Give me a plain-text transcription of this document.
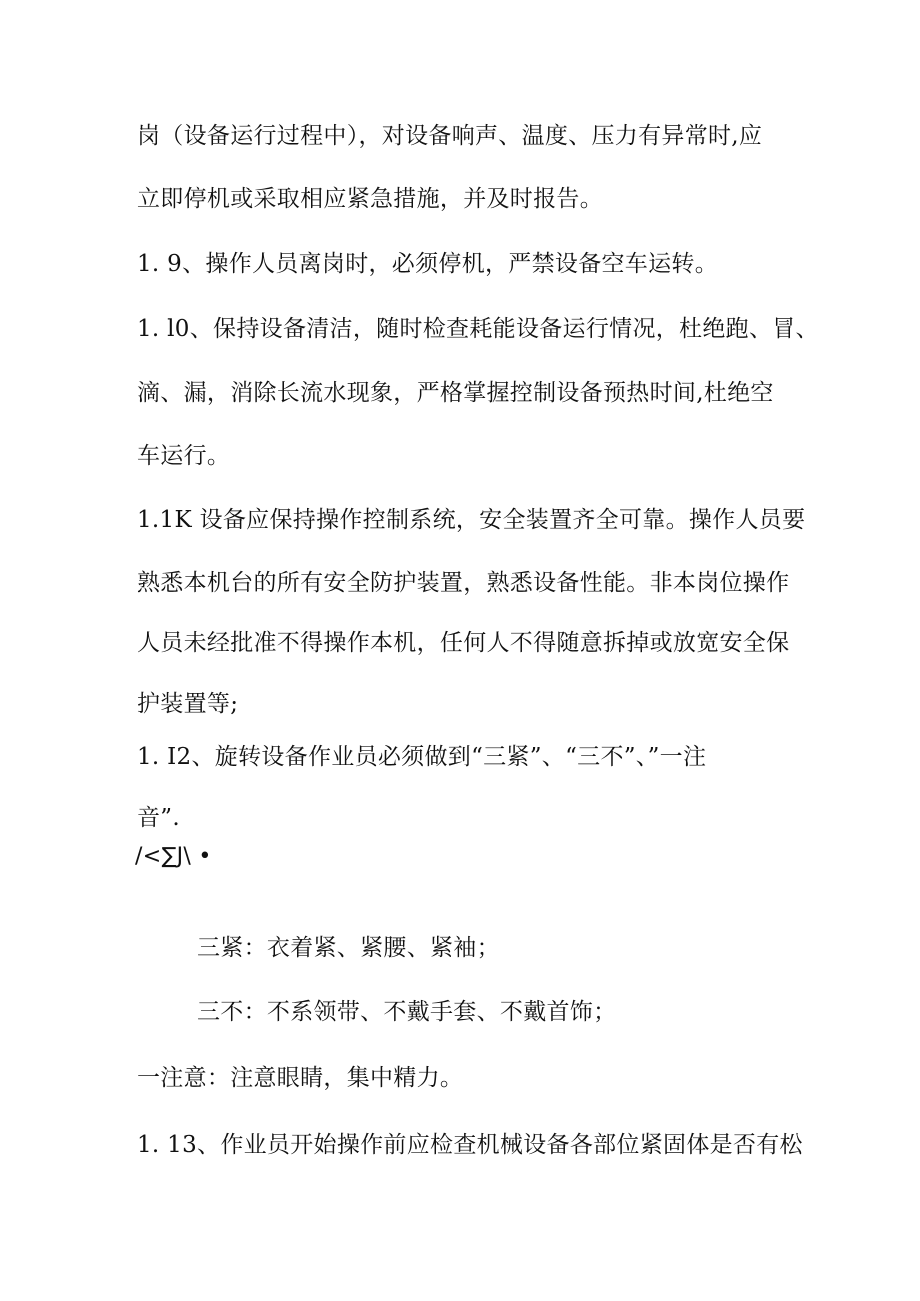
岗（设备运行过程中），对设备响声、温度、压力有异常时,应
立即停机或采取相应紧急措施，并及时报告。
1. 9、操作人员离岗时，必须停机，严禁设备空车运转。
1. l0、保持设备清洁，随时检查耗能设备运行情况，杜绝跑、冒、
滴、漏，消除长流水现象，严格掌握控制设备预热时间,杜绝空
车运行。
1.1K 设备应保持操作控制系统，安全装置齐全可靠。操作人员要
熟悉本机台的所有安全防护装置，熟悉设备性能。非本岗位操作
人员未经批准不得操作本机，任何人不得随意拆掉或放宽安全保
护装置等;
1. I2、旋转设备作业员必须做到“三紧”、“三不”、”一注
音”.
/<∑J\ •
三紧：衣着紧、紧腰、紧袖；
三不：不系领带、不戴手套、不戴首饰；
一注意：注意眼睛，集中精力。
1. 13、作业员开始操作前应检查机械设备各部位紧固体是否有松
☆ ☆ ☆ ☆
Written instruction ▸ Copy each line in full and exactly, omitting any picture.

Solution for this exercise ▸
Give me a plain-text transcription of this document.
岗（设备运行过程中），对设备响声、温度、压力有异常时,应
立即停机或采取相应紧急措施，并及时报告。
1. 9、操作人员离岗时，必须停机，严禁设备空车运转。
1. l0、保持设备清洁，随时检查耗能设备运行情况，杜绝跑、冒、
滴、漏，消除长流水现象，严格掌握控制设备预热时间,杜绝空
车运行。
1.1K 设备应保持操作控制系统，安全装置齐全可靠。操作人员要
熟悉本机台的所有安全防护装置，熟悉设备性能。非本岗位操作
人员未经批准不得操作本机，任何人不得随意拆掉或放宽安全保
护装置等;
1. I2、旋转设备作业员必须做到“三紧”、“三不”、”一注
音”.
/<∑J\ •
三紧：衣着紧、紧腰、紧袖；
三不：不系领带、不戴手套、不戴首饰；
一注意：注意眼睛，集中精力。
1. 13、作业员开始操作前应检查机械设备各部位紧固体是否有松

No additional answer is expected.